# Task brief
Reproduce the data exactly and drop any pictures it holds.

# Given entries
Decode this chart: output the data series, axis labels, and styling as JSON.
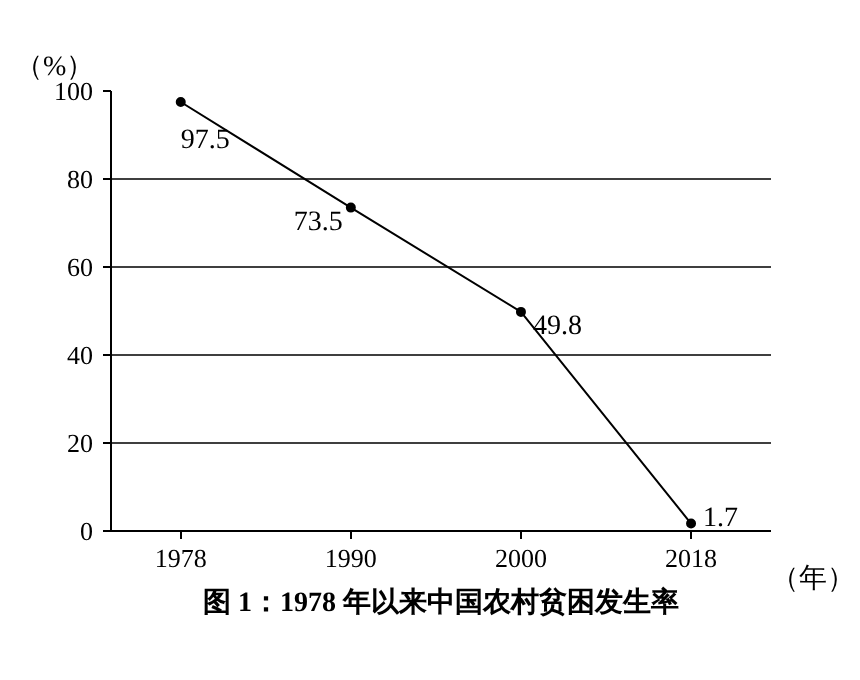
{
  "chart_data": {
    "type": "line",
    "title": "图 1：1978 年以来中国农村贫困发生率",
    "ylabel": "（%）",
    "xlabel": "（年）",
    "categories": [
      "1978",
      "1990",
      "2000",
      "2018"
    ],
    "series": [
      {
        "color": "#000000",
        "values": [
          97.5,
          73.5,
          49.8,
          1.7
        ]
      }
    ],
    "ylim": [
      0,
      100
    ],
    "yticks": [
      0,
      20,
      40,
      60,
      80,
      100
    ],
    "grid": "y",
    "data_labels": true,
    "marker": "circle"
  }
}
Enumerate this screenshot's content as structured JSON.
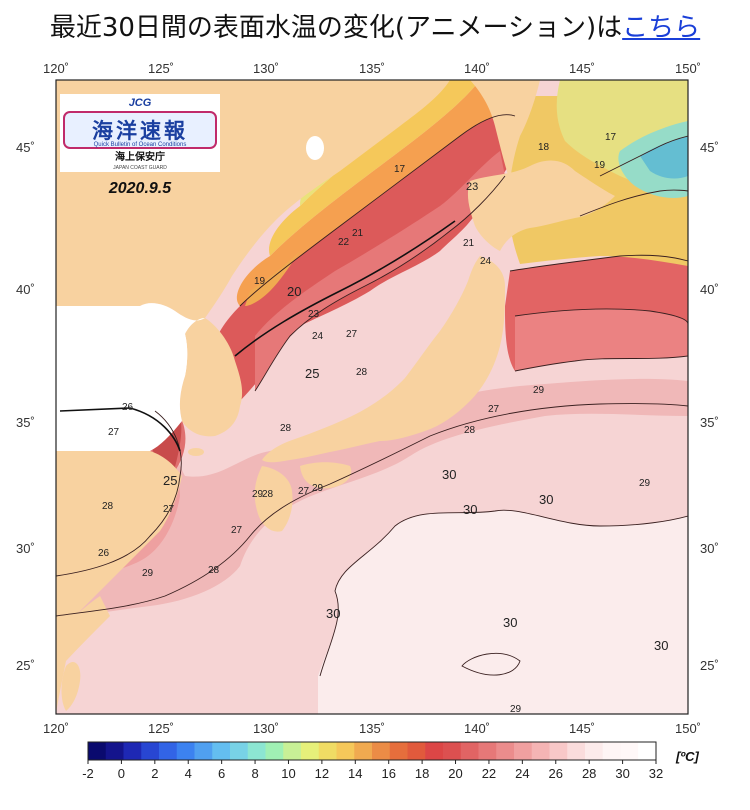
{
  "header": {
    "text": "最近30日間の表面水温の変化(アニメーション)は",
    "link": "こちら"
  },
  "map": {
    "lon_ticks": [
      "120˚",
      "125˚",
      "130˚",
      "135˚",
      "140˚",
      "145˚",
      "150˚"
    ],
    "lat_ticks": [
      "45˚",
      "40˚",
      "35˚",
      "30˚",
      "25˚"
    ],
    "contour_labels": [
      {
        "text": "17"
      },
      {
        "text": "18"
      },
      {
        "text": "17"
      },
      {
        "text": "19"
      },
      {
        "text": "23"
      },
      {
        "text": "21"
      },
      {
        "text": "22"
      },
      {
        "text": "21"
      },
      {
        "text": "19"
      },
      {
        "text": "20"
      },
      {
        "text": "23"
      },
      {
        "text": "24"
      },
      {
        "text": "27"
      },
      {
        "text": "25"
      },
      {
        "text": "28"
      },
      {
        "text": "24"
      },
      {
        "text": "29"
      },
      {
        "text": "26"
      },
      {
        "text": "27"
      },
      {
        "text": "27"
      },
      {
        "text": "28"
      },
      {
        "text": "28"
      },
      {
        "text": "25"
      },
      {
        "text": "27"
      },
      {
        "text": "27"
      },
      {
        "text": "29"
      },
      {
        "text": "28"
      },
      {
        "text": "27"
      },
      {
        "text": "28"
      },
      {
        "text": "26"
      },
      {
        "text": "29"
      },
      {
        "text": "28"
      },
      {
        "text": "30"
      },
      {
        "text": "30"
      },
      {
        "text": "30"
      },
      {
        "text": "29"
      },
      {
        "text": "30"
      },
      {
        "text": "30"
      },
      {
        "text": "30"
      },
      {
        "text": "29"
      },
      {
        "text": "29"
      }
    ]
  },
  "logo": {
    "top": "JCG",
    "title": "海洋速報",
    "subtitle_en": "Quick Bulletin of Ocean Conditions",
    "org": "海上保安庁",
    "org_en": "JAPAN COAST GUARD"
  },
  "date": "2020.9.5",
  "colorbar": {
    "ticks": [
      "-2",
      "0",
      "2",
      "4",
      "6",
      "8",
      "10",
      "12",
      "14",
      "16",
      "18",
      "20",
      "22",
      "24",
      "26",
      "28",
      "30",
      "32"
    ],
    "unit": "[ºC]",
    "colors": [
      "#0a0a6e",
      "#14148c",
      "#1e28b4",
      "#2846d2",
      "#3264e6",
      "#3c82f0",
      "#50a0f0",
      "#64bef0",
      "#78d2e6",
      "#8ce6d2",
      "#a0f0b4",
      "#c8f096",
      "#e6f07a",
      "#f0dc64",
      "#f5c85a",
      "#f0aa50",
      "#eb8c46",
      "#e66e3c",
      "#e15a3c",
      "#dc4646",
      "#dc5050",
      "#e16464",
      "#e67878",
      "#eb8c8c",
      "#f0a0a0",
      "#f5b4b4",
      "#f8c8c8",
      "#fadcdc",
      "#fcebeb",
      "#fef5f5",
      "#fff8f8",
      "#ffffff"
    ]
  }
}
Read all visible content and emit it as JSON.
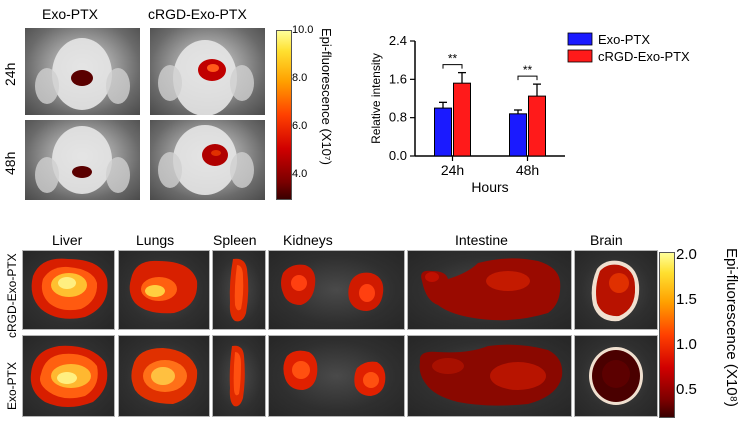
{
  "in_vivo": {
    "col_labels": [
      "Exo-PTX",
      "cRGD-Exo-PTX"
    ],
    "row_labels": [
      "24h",
      "48h"
    ]
  },
  "top_colorbar": {
    "ticks": [
      "10.0",
      "8.0",
      "6.0",
      "4.0"
    ],
    "title": "Epi-fluorescence (X10⁷)"
  },
  "chart_data": {
    "type": "bar",
    "categories": [
      "24h",
      "48h"
    ],
    "series": [
      {
        "name": "Exo-PTX",
        "values": [
          1.0,
          0.88
        ],
        "errors": [
          0.12,
          0.08
        ],
        "color": "#1a1aff"
      },
      {
        "name": "cRGD-Exo-PTX",
        "values": [
          1.52,
          1.25
        ],
        "errors": [
          0.22,
          0.25
        ],
        "color": "#ff1a1a"
      }
    ],
    "xlabel": "Hours",
    "ylabel": "Relative intensity",
    "ylim": [
      0,
      2.4
    ],
    "yticks": [
      "0.0",
      "0.8",
      "1.6",
      "2.4"
    ],
    "significance": [
      "**",
      "**"
    ],
    "legend_position": "top-right"
  },
  "ex_vivo": {
    "organs": [
      "Liver",
      "Lungs",
      "Spleen",
      "Kidneys",
      "Intestine",
      "Brain"
    ],
    "row_labels": [
      "cRGD-Exo-PTX",
      "Exo-PTX"
    ]
  },
  "bottom_colorbar": {
    "ticks": [
      "2.0",
      "1.5",
      "1.0",
      "0.5"
    ],
    "title": "Epi-fluorescence (X10⁸)"
  }
}
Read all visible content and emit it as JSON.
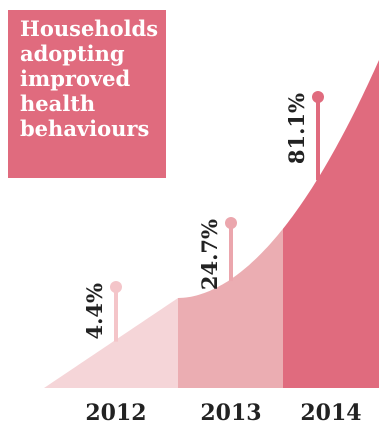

# The solution
Decode this chart: output the data series, axis labels, and styling as JSON.
{
  "chart_data": {
    "type": "line",
    "title": "图 1：1978 年以来中国农村贫困发生率",
    "ylabel": "（%）",
    "xlabel": "（年）",
    "categories": [
      "1978",
      "1990",
      "2000",
      "2018"
    ],
    "series": [
      {
        "color": "#000000",
        "values": [
          97.5,
          73.5,
          49.8,
          1.7
        ]
      }
    ],
    "ylim": [
      0,
      100
    ],
    "yticks": [
      0,
      20,
      40,
      60,
      80,
      100
    ],
    "grid": "y",
    "data_labels": true,
    "marker": "circle"
  }
}
Enumerate this screenshot's content as structured JSON.
{
  "header": {
    "text": "最近30日間の表面水温の変化(アニメーション)は",
    "link": "こちら"
  },
  "map": {
    "lon_ticks": [
      "120˚",
      "125˚",
      "130˚",
      "135˚",
      "140˚",
      "145˚",
      "150˚"
    ],
    "lat_ticks": [
      "45˚",
      "40˚",
      "35˚",
      "30˚",
      "25˚"
    ],
    "contour_labels": [
      {
        "text": "17"
      },
      {
        "text": "18"
      },
      {
        "text": "17"
      },
      {
        "text": "19"
      },
      {
        "text": "23"
      },
      {
        "text": "21"
      },
      {
        "text": "22"
      },
      {
        "text": "21"
      },
      {
        "text": "19"
      },
      {
        "text": "20"
      },
      {
        "text": "23"
      },
      {
        "text": "24"
      },
      {
        "text": "27"
      },
      {
        "text": "25"
      },
      {
        "text": "28"
      },
      {
        "text": "24"
      },
      {
        "text": "29"
      },
      {
        "text": "26"
      },
      {
        "text": "27"
      },
      {
        "text": "27"
      },
      {
        "text": "28"
      },
      {
        "text": "28"
      },
      {
        "text": "25"
      },
      {
        "text": "27"
      },
      {
        "text": "27"
      },
      {
        "text": "29"
      },
      {
        "text": "28"
      },
      {
        "text": "27"
      },
      {
        "text": "28"
      },
      {
        "text": "26"
      },
      {
        "text": "29"
      },
      {
        "text": "28"
      },
      {
        "text": "30"
      },
      {
        "text": "30"
      },
      {
        "text": "30"
      },
      {
        "text": "29"
      },
      {
        "text": "30"
      },
      {
        "text": "30"
      },
      {
        "text": "30"
      },
      {
        "text": "29"
      },
      {
        "text": "29"
      }
    ]
  },
  "logo": {
    "top": "JCG",
    "title": "海洋速報",
    "subtitle_en": "Quick Bulletin of Ocean Conditions",
    "org": "海上保安庁",
    "org_en": "JAPAN COAST GUARD"
  },
  "date": "2020.9.5",
  "colorbar": {
    "ticks": [
      "-2",
      "0",
      "2",
      "4",
      "6",
      "8",
      "10",
      "12",
      "14",
      "16",
      "18",
      "20",
      "22",
      "24",
      "26",
      "28",
      "30",
      "32"
    ],
    "unit": "[ºC]",
    "colors": [
      "#0a0a6e",
      "#14148c",
      "#1e28b4",
      "#2846d2",
      "#3264e6",
      "#3c82f0",
      "#50a0f0",
      "#64bef0",
      "#78d2e6",
      "#8ce6d2",
      "#a0f0b4",
      "#c8f096",
      "#e6f07a",
      "#f0dc64",
      "#f5c85a",
      "#f0aa50",
      "#eb8c46",
      "#e66e3c",
      "#e15a3c",
      "#dc4646",
      "#dc5050",
      "#e16464",
      "#e67878",
      "#eb8c8c",
      "#f0a0a0",
      "#f5b4b4",
      "#f8c8c8",
      "#fadcdc",
      "#fcebeb",
      "#fef5f5",
      "#fff8f8",
      "#ffffff"
    ]
  }
}
Read all visible content and emit it as JSON.
{
  "in_vivo": {
    "col_labels": [
      "Exo-PTX",
      "cRGD-Exo-PTX"
    ],
    "row_labels": [
      "24h",
      "48h"
    ]
  },
  "top_colorbar": {
    "ticks": [
      "10.0",
      "8.0",
      "6.0",
      "4.0"
    ],
    "title": "Epi-fluorescence (X10⁷)"
  },
  "chart_data": {
    "type": "bar",
    "categories": [
      "24h",
      "48h"
    ],
    "series": [
      {
        "name": "Exo-PTX",
        "values": [
          1.0,
          0.88
        ],
        "errors": [
          0.12,
          0.08
        ],
        "color": "#1a1aff"
      },
      {
        "name": "cRGD-Exo-PTX",
        "values": [
          1.52,
          1.25
        ],
        "errors": [
          0.22,
          0.25
        ],
        "color": "#ff1a1a"
      }
    ],
    "xlabel": "Hours",
    "ylabel": "Relative intensity",
    "ylim": [
      0,
      2.4
    ],
    "yticks": [
      "0.0",
      "0.8",
      "1.6",
      "2.4"
    ],
    "significance": [
      "**",
      "**"
    ],
    "legend_position": "top-right"
  },
  "ex_vivo": {
    "organs": [
      "Liver",
      "Lungs",
      "Spleen",
      "Kidneys",
      "Intestine",
      "Brain"
    ],
    "row_labels": [
      "cRGD-Exo-PTX",
      "Exo-PTX"
    ]
  },
  "bottom_colorbar": {
    "ticks": [
      "2.0",
      "1.5",
      "1.0",
      "0.5"
    ],
    "title": "Epi-fluorescence (X10⁸)"
  }
}
Read all visible content and emit it as JSON.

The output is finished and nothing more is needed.